Data records
══════════
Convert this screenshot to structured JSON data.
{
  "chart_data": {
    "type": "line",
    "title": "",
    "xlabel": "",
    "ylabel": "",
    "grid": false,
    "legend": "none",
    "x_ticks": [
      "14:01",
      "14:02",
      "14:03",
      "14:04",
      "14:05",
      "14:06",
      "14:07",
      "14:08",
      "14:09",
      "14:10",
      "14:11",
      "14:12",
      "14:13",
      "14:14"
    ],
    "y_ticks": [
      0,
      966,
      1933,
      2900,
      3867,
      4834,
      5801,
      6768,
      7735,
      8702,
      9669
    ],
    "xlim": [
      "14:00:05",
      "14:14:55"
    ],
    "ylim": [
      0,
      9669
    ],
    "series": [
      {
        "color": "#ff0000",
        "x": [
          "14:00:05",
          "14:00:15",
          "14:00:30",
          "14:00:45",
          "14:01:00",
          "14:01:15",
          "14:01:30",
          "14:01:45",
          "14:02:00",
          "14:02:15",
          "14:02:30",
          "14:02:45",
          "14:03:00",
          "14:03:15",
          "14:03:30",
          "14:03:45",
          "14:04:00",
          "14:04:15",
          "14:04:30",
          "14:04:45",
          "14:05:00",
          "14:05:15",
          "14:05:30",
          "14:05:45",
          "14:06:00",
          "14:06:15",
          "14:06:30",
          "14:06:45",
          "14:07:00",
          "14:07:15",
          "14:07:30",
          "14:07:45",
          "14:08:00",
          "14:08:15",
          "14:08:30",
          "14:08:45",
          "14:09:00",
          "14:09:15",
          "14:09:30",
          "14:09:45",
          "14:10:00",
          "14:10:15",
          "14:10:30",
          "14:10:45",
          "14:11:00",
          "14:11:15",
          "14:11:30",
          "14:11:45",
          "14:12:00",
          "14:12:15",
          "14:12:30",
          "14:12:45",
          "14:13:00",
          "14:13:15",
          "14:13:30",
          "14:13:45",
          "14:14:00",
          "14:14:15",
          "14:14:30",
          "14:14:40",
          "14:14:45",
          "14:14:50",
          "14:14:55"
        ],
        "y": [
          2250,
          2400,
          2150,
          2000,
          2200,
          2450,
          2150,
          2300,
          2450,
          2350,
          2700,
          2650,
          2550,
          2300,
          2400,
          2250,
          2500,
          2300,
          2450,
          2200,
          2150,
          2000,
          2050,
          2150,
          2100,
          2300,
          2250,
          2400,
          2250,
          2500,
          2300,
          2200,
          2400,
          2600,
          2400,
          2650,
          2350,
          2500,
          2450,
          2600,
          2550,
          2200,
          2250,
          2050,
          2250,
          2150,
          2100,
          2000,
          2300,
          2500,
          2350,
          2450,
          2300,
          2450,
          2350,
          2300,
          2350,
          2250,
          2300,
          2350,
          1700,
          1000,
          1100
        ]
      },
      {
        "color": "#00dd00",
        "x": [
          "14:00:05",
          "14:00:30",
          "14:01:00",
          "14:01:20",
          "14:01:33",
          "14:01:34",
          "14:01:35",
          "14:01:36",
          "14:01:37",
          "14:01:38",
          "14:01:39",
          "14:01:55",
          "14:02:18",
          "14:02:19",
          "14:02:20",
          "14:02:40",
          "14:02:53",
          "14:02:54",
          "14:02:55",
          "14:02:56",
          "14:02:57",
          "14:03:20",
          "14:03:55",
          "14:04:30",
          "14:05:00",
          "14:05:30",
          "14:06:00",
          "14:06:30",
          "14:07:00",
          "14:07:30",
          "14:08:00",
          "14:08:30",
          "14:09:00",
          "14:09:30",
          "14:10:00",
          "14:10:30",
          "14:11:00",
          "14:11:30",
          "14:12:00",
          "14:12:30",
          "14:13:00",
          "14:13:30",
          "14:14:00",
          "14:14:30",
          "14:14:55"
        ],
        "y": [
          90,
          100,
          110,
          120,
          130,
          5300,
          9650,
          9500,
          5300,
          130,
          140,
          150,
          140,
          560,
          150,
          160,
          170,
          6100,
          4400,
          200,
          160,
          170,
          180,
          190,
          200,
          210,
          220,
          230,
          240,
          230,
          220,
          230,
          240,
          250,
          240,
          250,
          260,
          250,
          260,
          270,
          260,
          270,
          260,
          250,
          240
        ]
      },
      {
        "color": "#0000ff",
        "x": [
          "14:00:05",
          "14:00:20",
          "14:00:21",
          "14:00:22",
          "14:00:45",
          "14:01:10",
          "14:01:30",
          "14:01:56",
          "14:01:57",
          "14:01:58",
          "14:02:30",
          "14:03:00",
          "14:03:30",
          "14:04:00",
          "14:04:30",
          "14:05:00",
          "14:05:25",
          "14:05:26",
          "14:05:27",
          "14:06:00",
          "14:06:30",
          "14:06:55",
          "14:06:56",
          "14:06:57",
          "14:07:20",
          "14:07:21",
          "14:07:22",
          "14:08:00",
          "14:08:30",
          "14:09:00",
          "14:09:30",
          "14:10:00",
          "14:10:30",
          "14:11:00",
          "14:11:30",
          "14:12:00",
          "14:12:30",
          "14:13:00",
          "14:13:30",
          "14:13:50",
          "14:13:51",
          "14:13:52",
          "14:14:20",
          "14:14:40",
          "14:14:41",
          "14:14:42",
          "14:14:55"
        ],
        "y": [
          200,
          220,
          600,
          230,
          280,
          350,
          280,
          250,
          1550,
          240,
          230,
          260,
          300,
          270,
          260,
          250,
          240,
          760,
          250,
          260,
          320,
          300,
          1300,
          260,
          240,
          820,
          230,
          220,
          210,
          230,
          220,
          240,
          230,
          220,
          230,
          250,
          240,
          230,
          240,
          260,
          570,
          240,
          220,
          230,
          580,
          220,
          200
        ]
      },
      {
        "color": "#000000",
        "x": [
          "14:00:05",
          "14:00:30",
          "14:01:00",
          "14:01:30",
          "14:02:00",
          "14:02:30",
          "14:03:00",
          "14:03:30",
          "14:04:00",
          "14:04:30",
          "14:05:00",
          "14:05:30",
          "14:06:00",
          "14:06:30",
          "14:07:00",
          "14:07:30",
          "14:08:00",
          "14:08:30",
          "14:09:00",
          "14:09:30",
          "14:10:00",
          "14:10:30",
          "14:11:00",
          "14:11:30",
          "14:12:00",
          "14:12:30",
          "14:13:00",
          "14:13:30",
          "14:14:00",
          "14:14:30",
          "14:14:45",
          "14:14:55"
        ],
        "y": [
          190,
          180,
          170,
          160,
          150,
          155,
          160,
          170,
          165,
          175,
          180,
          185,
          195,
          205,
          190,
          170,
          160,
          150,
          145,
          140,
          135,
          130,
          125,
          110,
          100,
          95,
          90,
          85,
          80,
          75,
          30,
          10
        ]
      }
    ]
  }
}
══════════
_WHAT IS ASKED_: Would you reproduce the material above in full, exactly as given?

_TASK RESPONSE_:
Convert this screenshot to structured JSON data.
{
  "chart_data": {
    "type": "line",
    "title": "",
    "xlabel": "",
    "ylabel": "",
    "grid": false,
    "legend": "none",
    "x_ticks": [
      "14:01",
      "14:02",
      "14:03",
      "14:04",
      "14:05",
      "14:06",
      "14:07",
      "14:08",
      "14:09",
      "14:10",
      "14:11",
      "14:12",
      "14:13",
      "14:14"
    ],
    "y_ticks": [
      0,
      966,
      1933,
      2900,
      3867,
      4834,
      5801,
      6768,
      7735,
      8702,
      9669
    ],
    "xlim": [
      "14:00:05",
      "14:14:55"
    ],
    "ylim": [
      0,
      9669
    ],
    "series": [
      {
        "color": "#ff0000",
        "x": [
          "14:00:05",
          "14:00:15",
          "14:00:30",
          "14:00:45",
          "14:01:00",
          "14:01:15",
          "14:01:30",
          "14:01:45",
          "14:02:00",
          "14:02:15",
          "14:02:30",
          "14:02:45",
          "14:03:00",
          "14:03:15",
          "14:03:30",
          "14:03:45",
          "14:04:00",
          "14:04:15",
          "14:04:30",
          "14:04:45",
          "14:05:00",
          "14:05:15",
          "14:05:30",
          "14:05:45",
          "14:06:00",
          "14:06:15",
          "14:06:30",
          "14:06:45",
          "14:07:00",
          "14:07:15",
          "14:07:30",
          "14:07:45",
          "14:08:00",
          "14:08:15",
          "14:08:30",
          "14:08:45",
          "14:09:00",
          "14:09:15",
          "14:09:30",
          "14:09:45",
          "14:10:00",
          "14:10:15",
          "14:10:30",
          "14:10:45",
          "14:11:00",
          "14:11:15",
          "14:11:30",
          "14:11:45",
          "14:12:00",
          "14:12:15",
          "14:12:30",
          "14:12:45",
          "14:13:00",
          "14:13:15",
          "14:13:30",
          "14:13:45",
          "14:14:00",
          "14:14:15",
          "14:14:30",
          "14:14:40",
          "14:14:45",
          "14:14:50",
          "14:14:55"
        ],
        "y": [
          2250,
          2400,
          2150,
          2000,
          2200,
          2450,
          2150,
          2300,
          2450,
          2350,
          2700,
          2650,
          2550,
          2300,
          2400,
          2250,
          2500,
          2300,
          2450,
          2200,
          2150,
          2000,
          2050,
          2150,
          2100,
          2300,
          2250,
          2400,
          2250,
          2500,
          2300,
          2200,
          2400,
          2600,
          2400,
          2650,
          2350,
          2500,
          2450,
          2600,
          2550,
          2200,
          2250,
          2050,
          2250,
          2150,
          2100,
          2000,
          2300,
          2500,
          2350,
          2450,
          2300,
          2450,
          2350,
          2300,
          2350,
          2250,
          2300,
          2350,
          1700,
          1000,
          1100
        ]
      },
      {
        "color": "#00dd00",
        "x": [
          "14:00:05",
          "14:00:30",
          "14:01:00",
          "14:01:20",
          "14:01:33",
          "14:01:34",
          "14:01:35",
          "14:01:36",
          "14:01:37",
          "14:01:38",
          "14:01:39",
          "14:01:55",
          "14:02:18",
          "14:02:19",
          "14:02:20",
          "14:02:40",
          "14:02:53",
          "14:02:54",
          "14:02:55",
          "14:02:56",
          "14:02:57",
          "14:03:20",
          "14:03:55",
          "14:04:30",
          "14:05:00",
          "14:05:30",
          "14:06:00",
          "14:06:30",
          "14:07:00",
          "14:07:30",
          "14:08:00",
          "14:08:30",
          "14:09:00",
          "14:09:30",
          "14:10:00",
          "14:10:30",
          "14:11:00",
          "14:11:30",
          "14:12:00",
          "14:12:30",
          "14:13:00",
          "14:13:30",
          "14:14:00",
          "14:14:30",
          "14:14:55"
        ],
        "y": [
          90,
          100,
          110,
          120,
          130,
          5300,
          9650,
          9500,
          5300,
          130,
          140,
          150,
          140,
          560,
          150,
          160,
          170,
          6100,
          4400,
          200,
          160,
          170,
          180,
          190,
          200,
          210,
          220,
          230,
          240,
          230,
          220,
          230,
          240,
          250,
          240,
          250,
          260,
          250,
          260,
          270,
          260,
          270,
          260,
          250,
          240
        ]
      },
      {
        "color": "#0000ff",
        "x": [
          "14:00:05",
          "14:00:20",
          "14:00:21",
          "14:00:22",
          "14:00:45",
          "14:01:10",
          "14:01:30",
          "14:01:56",
          "14:01:57",
          "14:01:58",
          "14:02:30",
          "14:03:00",
          "14:03:30",
          "14:04:00",
          "14:04:30",
          "14:05:00",
          "14:05:25",
          "14:05:26",
          "14:05:27",
          "14:06:00",
          "14:06:30",
          "14:06:55",
          "14:06:56",
          "14:06:57",
          "14:07:20",
          "14:07:21",
          "14:07:22",
          "14:08:00",
          "14:08:30",
          "14:09:00",
          "14:09:30",
          "14:10:00",
          "14:10:30",
          "14:11:00",
          "14:11:30",
          "14:12:00",
          "14:12:30",
          "14:13:00",
          "14:13:30",
          "14:13:50",
          "14:13:51",
          "14:13:52",
          "14:14:20",
          "14:14:40",
          "14:14:41",
          "14:14:42",
          "14:14:55"
        ],
        "y": [
          200,
          220,
          600,
          230,
          280,
          350,
          280,
          250,
          1550,
          240,
          230,
          260,
          300,
          270,
          260,
          250,
          240,
          760,
          250,
          260,
          320,
          300,
          1300,
          260,
          240,
          820,
          230,
          220,
          210,
          230,
          220,
          240,
          230,
          220,
          230,
          250,
          240,
          230,
          240,
          260,
          570,
          240,
          220,
          230,
          580,
          220,
          200
        ]
      },
      {
        "color": "#000000",
        "x": [
          "14:00:05",
          "14:00:30",
          "14:01:00",
          "14:01:30",
          "14:02:00",
          "14:02:30",
          "14:03:00",
          "14:03:30",
          "14:04:00",
          "14:04:30",
          "14:05:00",
          "14:05:30",
          "14:06:00",
          "14:06:30",
          "14:07:00",
          "14:07:30",
          "14:08:00",
          "14:08:30",
          "14:09:00",
          "14:09:30",
          "14:10:00",
          "14:10:30",
          "14:11:00",
          "14:11:30",
          "14:12:00",
          "14:12:30",
          "14:13:00",
          "14:13:30",
          "14:14:00",
          "14:14:30",
          "14:14:45",
          "14:14:55"
        ],
        "y": [
          190,
          180,
          170,
          160,
          150,
          155,
          160,
          170,
          165,
          175,
          180,
          185,
          195,
          205,
          190,
          170,
          160,
          150,
          145,
          140,
          135,
          130,
          125,
          110,
          100,
          95,
          90,
          85,
          80,
          75,
          30,
          10
        ]
      }
    ]
  }
}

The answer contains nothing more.